Extract to read
-------

Mandeville, LA - Exclusive Transcript - Conservatism’s advance or conservatism’s defense and then advance should not be predicated upon its marriage to a political party.  The political party ought to be courting us.  We should not be courting the political party.  That equation is backwards.  We’re the leaders that if the party wants to use our brain trust, if they’re smart and want to organize and retool what it is they do, they need to come to us.  We don’t need to go begging on our knees to them.  Remember, George Washington told us that political parties and partisanship is anathema. Check out the rest in today's transcript...

 

Begin Mike Church Show Transcript

Mike:  Earlier I was talking about how the GOP is all in a tizzy to try to figure out why it was that Romney lost and who screwed it up and why the demographics are turning against them and this, that and the other.  Some of us also predicted the Romney loss and did not buy the yard sign caucus we were told to buy.  I’ll tell you who else was at fault: that is your average member of the decepticon, right-wing, liberal media.  No need to name names here.  You know who they are; I know who they are; I know who they aren’t.  There have been many posts about this, beginning with the New York Times columnist David Brooks, who was one of them, who then, in order to keep his career going, went: Yeah, that whole saving the world through the end of the military of the United States, that’s not going to work out so good.  I changed my mind about that.  Those guys saying that wasn’t a good idea a decade and a half ago, they were pretty much….  What was that, David?  I didn’t get that.  I said they were….  I was….  You were what?  I was….  Oh, you were…?  I was wrong!  I was wrong!

-------

Written instruction a
Copy the stretch of the listing from the line containing "road-bottom-label: ROAD(15m WIDE)" through the line containing "projection-value: WGS84 40N", both included, keeping every character unchanged.
The transcript and the listing that comes after it have no connection to each other.

The data

-------

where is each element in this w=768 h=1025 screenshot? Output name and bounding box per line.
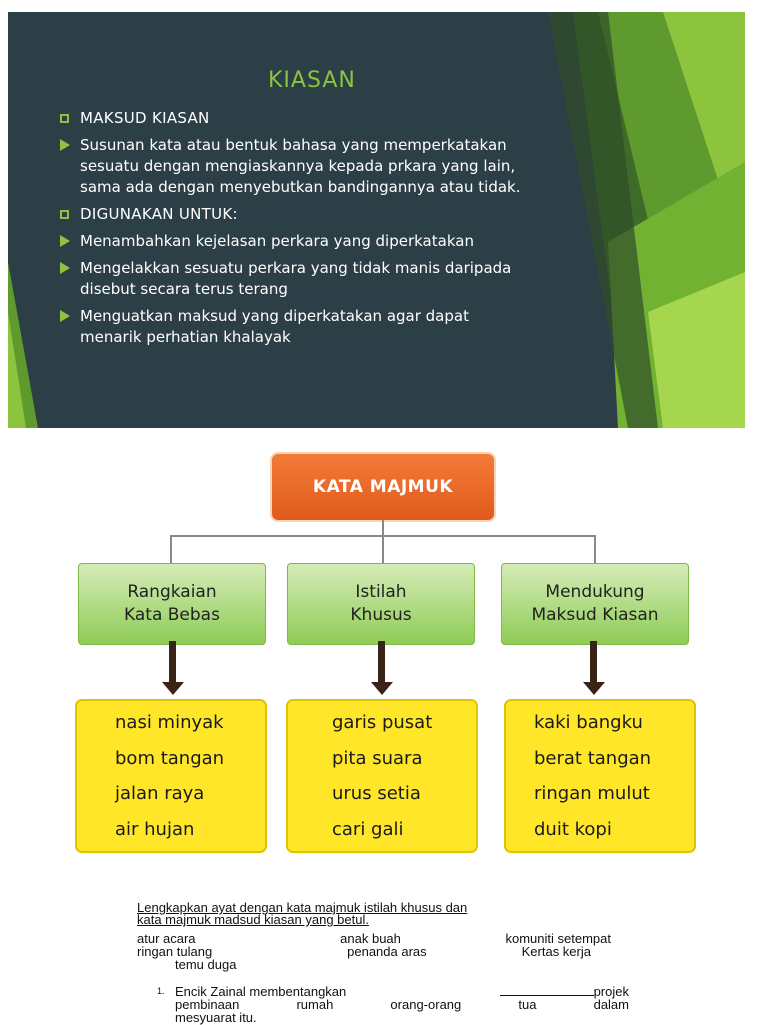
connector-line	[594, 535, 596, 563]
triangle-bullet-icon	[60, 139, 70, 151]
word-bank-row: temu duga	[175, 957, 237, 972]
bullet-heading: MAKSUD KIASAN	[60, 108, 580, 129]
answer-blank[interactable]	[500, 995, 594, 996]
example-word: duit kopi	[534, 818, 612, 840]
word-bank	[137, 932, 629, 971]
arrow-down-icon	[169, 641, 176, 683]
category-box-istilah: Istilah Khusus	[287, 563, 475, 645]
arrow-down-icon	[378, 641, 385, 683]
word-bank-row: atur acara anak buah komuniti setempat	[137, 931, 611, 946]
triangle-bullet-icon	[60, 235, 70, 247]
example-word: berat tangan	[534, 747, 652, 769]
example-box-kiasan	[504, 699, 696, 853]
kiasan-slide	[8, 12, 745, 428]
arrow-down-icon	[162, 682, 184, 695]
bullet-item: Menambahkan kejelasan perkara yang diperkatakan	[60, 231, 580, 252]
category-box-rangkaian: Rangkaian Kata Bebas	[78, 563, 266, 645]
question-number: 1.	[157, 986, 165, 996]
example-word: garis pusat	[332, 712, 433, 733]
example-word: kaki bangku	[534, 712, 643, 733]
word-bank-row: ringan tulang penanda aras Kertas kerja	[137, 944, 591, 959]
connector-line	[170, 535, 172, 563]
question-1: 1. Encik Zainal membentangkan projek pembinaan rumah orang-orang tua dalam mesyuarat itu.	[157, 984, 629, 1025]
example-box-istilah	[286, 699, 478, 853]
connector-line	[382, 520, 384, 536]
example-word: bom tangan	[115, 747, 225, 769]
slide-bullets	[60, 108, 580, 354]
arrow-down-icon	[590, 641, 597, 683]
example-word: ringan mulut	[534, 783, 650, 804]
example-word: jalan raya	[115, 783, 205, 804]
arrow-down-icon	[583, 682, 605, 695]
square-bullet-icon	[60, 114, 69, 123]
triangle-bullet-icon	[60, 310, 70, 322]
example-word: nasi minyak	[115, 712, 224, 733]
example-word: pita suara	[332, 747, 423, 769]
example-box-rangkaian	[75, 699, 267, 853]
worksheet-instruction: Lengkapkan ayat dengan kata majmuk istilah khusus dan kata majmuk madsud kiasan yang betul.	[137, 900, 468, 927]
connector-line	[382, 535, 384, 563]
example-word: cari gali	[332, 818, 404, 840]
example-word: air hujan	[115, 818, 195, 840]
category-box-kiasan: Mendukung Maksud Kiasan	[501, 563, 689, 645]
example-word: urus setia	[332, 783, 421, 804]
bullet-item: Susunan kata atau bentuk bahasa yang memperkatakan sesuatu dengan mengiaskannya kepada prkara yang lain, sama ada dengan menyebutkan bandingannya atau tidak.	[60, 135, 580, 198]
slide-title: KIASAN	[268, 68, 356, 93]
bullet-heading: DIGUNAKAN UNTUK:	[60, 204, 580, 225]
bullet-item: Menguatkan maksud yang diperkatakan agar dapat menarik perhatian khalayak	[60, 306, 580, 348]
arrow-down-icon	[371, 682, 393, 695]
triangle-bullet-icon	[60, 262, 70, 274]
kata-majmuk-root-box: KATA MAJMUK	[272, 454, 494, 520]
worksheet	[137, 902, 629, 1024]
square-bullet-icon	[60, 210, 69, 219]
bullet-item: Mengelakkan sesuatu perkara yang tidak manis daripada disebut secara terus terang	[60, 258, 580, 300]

-------

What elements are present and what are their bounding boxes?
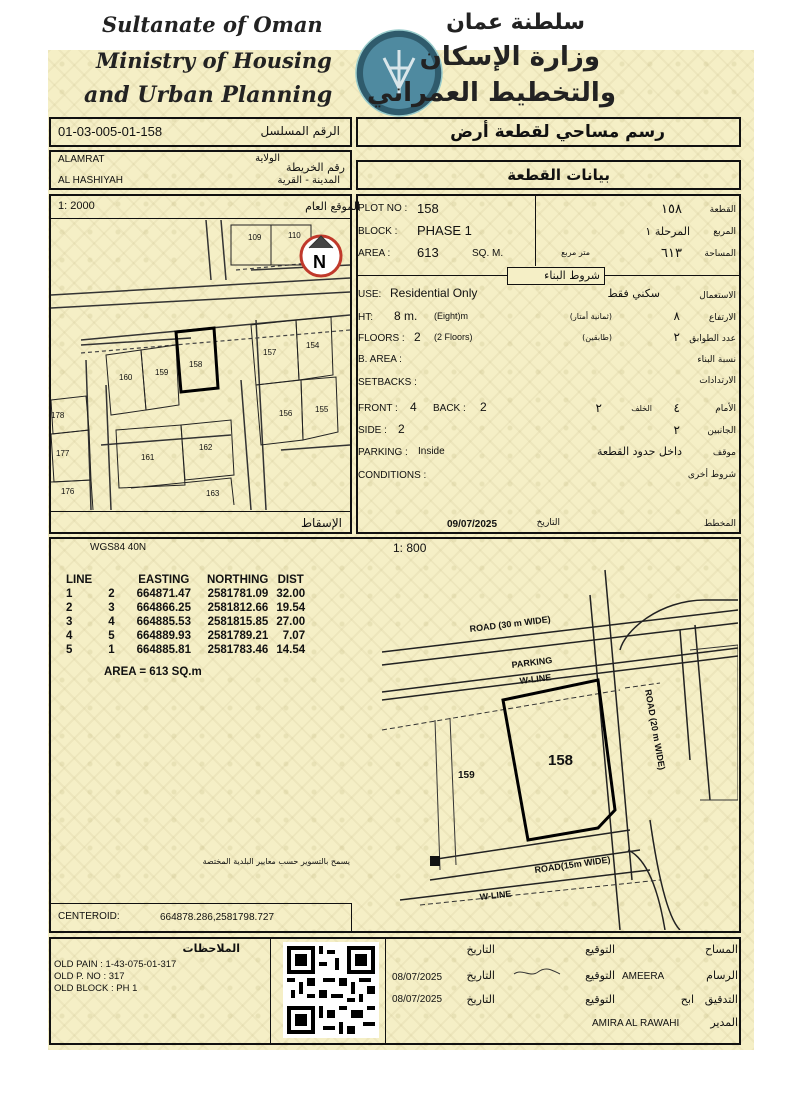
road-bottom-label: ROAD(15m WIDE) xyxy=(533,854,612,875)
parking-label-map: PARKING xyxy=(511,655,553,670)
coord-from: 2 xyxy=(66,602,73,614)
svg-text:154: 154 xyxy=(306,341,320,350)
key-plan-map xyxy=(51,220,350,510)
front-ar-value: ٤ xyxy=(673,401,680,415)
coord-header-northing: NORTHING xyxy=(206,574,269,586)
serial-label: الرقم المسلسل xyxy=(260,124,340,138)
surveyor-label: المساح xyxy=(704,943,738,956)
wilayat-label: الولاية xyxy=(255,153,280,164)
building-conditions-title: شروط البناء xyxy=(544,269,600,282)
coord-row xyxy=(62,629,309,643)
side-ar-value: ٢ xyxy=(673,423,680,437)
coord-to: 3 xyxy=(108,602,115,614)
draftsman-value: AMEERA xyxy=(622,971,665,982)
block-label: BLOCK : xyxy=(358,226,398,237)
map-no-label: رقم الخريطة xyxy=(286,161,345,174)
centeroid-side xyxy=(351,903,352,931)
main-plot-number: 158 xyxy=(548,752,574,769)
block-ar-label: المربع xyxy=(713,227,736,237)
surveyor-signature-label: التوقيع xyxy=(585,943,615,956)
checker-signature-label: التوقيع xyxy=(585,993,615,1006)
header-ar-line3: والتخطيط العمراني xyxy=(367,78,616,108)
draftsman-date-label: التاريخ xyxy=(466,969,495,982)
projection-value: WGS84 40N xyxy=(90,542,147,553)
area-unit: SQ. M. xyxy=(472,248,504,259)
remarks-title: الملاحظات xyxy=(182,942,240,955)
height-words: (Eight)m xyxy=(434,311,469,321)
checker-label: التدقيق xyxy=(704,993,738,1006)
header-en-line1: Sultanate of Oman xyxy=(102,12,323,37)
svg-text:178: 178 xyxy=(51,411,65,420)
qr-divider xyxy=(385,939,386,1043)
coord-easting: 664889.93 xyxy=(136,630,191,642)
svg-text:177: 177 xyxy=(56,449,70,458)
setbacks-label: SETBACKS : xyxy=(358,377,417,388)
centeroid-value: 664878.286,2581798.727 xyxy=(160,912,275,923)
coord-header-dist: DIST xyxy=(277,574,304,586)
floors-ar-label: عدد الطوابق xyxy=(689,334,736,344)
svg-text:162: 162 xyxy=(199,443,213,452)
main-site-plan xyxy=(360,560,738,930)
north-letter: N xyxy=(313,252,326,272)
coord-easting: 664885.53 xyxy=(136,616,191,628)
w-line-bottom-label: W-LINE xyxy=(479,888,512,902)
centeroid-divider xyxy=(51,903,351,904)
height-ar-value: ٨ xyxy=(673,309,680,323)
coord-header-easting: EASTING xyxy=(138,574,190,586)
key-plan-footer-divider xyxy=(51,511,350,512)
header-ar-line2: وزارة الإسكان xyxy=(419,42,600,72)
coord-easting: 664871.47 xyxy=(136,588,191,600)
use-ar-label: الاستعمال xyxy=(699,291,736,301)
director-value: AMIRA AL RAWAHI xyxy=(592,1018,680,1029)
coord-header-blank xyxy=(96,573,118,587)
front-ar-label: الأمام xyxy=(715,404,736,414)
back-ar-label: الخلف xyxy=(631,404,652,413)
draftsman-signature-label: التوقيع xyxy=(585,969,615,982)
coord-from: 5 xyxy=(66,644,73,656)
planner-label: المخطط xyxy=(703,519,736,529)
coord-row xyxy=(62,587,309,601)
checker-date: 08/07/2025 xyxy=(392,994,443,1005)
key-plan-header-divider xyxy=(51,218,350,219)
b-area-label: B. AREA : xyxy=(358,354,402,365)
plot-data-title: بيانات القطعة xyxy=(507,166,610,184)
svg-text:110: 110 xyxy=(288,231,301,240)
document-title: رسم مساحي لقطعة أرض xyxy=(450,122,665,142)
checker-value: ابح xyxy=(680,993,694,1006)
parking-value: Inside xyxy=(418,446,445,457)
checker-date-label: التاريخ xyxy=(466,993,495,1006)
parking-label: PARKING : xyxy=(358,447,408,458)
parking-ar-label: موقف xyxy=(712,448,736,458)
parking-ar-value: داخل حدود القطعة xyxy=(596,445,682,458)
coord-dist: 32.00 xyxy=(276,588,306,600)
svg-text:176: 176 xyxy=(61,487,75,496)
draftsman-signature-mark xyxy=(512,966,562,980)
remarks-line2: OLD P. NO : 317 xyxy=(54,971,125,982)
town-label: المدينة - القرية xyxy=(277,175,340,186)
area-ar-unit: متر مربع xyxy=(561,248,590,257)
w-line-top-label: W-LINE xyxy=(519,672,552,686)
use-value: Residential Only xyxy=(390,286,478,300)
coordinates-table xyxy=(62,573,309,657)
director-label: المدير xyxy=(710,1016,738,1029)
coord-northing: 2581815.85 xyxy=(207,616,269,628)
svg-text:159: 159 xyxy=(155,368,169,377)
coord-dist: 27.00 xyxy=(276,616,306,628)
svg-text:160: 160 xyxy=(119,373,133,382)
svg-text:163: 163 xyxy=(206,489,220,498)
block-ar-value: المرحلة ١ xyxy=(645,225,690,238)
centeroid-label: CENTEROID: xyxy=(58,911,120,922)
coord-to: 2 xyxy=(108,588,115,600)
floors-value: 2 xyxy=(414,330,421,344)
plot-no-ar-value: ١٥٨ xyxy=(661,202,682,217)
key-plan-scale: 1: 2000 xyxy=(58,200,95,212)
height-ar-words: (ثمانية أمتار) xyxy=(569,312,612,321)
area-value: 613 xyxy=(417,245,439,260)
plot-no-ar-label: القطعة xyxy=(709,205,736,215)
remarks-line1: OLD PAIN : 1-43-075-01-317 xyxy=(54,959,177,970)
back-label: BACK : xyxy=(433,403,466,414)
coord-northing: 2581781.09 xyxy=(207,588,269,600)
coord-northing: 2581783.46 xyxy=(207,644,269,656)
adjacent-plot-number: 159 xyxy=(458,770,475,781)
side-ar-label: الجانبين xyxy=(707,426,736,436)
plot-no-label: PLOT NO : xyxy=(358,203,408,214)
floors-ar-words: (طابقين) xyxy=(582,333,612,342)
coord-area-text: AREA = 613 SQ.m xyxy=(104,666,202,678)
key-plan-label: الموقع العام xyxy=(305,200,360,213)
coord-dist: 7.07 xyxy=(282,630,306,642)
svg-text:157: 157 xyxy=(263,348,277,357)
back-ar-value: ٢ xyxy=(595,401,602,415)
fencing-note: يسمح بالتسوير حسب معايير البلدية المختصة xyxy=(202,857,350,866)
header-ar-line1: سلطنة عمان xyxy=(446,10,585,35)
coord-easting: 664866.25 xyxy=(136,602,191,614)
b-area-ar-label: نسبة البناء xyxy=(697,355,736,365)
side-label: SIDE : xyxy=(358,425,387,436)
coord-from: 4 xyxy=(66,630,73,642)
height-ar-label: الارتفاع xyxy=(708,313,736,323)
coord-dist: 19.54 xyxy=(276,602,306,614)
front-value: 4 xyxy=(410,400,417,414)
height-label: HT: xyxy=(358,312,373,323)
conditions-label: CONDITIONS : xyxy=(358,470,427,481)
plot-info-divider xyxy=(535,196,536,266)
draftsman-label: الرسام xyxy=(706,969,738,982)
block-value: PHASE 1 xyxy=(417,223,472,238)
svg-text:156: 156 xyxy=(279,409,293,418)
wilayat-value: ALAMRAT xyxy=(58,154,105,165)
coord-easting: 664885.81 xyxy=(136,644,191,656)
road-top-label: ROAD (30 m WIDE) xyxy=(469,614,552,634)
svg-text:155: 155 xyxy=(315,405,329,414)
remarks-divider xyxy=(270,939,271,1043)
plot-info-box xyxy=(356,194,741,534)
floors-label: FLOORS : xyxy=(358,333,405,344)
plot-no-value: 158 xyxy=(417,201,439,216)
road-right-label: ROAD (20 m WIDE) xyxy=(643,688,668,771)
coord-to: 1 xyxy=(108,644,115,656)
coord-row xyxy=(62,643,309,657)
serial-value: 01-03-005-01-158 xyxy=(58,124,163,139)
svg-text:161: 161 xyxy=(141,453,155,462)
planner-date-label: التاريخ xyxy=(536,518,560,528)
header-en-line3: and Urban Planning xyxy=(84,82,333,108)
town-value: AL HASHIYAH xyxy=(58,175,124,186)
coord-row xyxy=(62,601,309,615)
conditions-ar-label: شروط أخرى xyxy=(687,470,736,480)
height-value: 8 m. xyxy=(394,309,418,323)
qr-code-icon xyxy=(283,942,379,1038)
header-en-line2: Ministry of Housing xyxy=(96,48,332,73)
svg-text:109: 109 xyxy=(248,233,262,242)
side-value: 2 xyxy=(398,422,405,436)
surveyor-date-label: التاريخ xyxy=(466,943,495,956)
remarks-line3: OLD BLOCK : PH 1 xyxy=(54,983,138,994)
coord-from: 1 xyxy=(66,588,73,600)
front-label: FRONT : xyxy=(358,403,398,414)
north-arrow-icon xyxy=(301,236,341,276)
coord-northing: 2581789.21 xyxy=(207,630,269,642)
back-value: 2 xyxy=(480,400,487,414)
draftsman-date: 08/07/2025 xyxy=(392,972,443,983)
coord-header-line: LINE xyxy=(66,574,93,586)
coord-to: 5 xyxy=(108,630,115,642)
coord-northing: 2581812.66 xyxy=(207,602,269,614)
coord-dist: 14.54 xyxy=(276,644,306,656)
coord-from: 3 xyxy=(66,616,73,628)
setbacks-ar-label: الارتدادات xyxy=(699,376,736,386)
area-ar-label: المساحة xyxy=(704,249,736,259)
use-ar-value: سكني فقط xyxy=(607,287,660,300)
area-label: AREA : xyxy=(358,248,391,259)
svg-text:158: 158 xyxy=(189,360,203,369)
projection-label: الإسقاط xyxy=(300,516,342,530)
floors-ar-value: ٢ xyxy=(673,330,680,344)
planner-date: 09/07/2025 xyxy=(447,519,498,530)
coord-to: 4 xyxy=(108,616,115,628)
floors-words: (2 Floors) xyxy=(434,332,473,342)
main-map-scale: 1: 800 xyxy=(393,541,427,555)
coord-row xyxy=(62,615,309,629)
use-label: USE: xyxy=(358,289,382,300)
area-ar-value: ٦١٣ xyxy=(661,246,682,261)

-------

Written instruction b
Write out the whole radio show transcript word for word, without any changes.

Task output a
road-bottom-label: ROAD(15m WIDE) xyxy=(533,854,612,875)
parking-label-map: PARKING xyxy=(511,655,553,670)
coord-from: 2 xyxy=(66,602,73,614)
svg-text:154: 154 xyxy=(306,341,320,350)
key-plan-map xyxy=(51,220,350,510)
front-ar-value: ٤ xyxy=(673,401,680,415)
coord-header-northing: NORTHING xyxy=(206,574,269,586)
serial-label: الرقم المسلسل xyxy=(260,124,340,138)
surveyor-label: المساح xyxy=(704,943,738,956)
wilayat-label: الولاية xyxy=(255,153,280,164)
building-conditions-title: شروط البناء xyxy=(544,269,600,282)
coord-row xyxy=(62,629,309,643)
side-ar-value: ٢ xyxy=(673,423,680,437)
coord-to: 3 xyxy=(108,602,115,614)
draftsman-value: AMEERA xyxy=(622,971,665,982)
block-label: BLOCK : xyxy=(358,226,398,237)
map-no-label: رقم الخريطة xyxy=(286,161,345,174)
centeroid-side xyxy=(351,903,352,931)
main-plot-number: 158 xyxy=(548,752,574,769)
block-ar-label: المربع xyxy=(713,227,736,237)
surveyor-signature-label: التوقيع xyxy=(585,943,615,956)
checker-signature-label: التوقيع xyxy=(585,993,615,1006)
header-ar-line3: والتخطيط العمراني xyxy=(367,78,616,108)
draftsman-date-label: التاريخ xyxy=(466,969,495,982)
projection-value: WGS84 40N xyxy=(90,542,147,553)

Task output b
Mandeville, LA - Exclusive Transcript - Conservatism’s advance or conservatism’s defense and then advance should not be predicated upon its marriage to a political party.  The political party ought to be courting us.  We should not be courting the political party.  That equation is backwards.  We’re the leaders that if the party wants to use our brain trust, if they’re smart and want to organize and retool what it is they do, they need to come to us.  We don’t need to go begging on our knees to them.  Remember, George Washington told us that political parties and partisanship is anathema. Check out the rest in today's transcript...

 

Begin Mike Church Show Transcript

Mike:  Earlier I was talking about how the GOP is all in a tizzy to try to figure out why it was that Romney lost and who screwed it up and why the demographics are turning against them and this, that and the other.  Some of us also predicted the Romney loss and did not buy the yard sign caucus we were told to buy.  I’ll tell you who else was at fault: that is your average member of the decepticon, right-wing, liberal media.  No need to name names here.  You know who they are; I know who they are; I know who they aren’t.  There have been many posts about this, beginning with the New York Times columnist David Brooks, who was one of them, who then, in order to keep his career going, went: Yeah, that whole saving the world through the end of the military of the United States, that’s not going to work out so good.  I changed my mind about that.  Those guys saying that wasn’t a good idea a decade and a half ago, they were pretty much….  What was that, David?  I didn’t get that.  I said they were….  I was….  You were what?  I was….  Oh, you were…?  I was wrong!  I was wrong!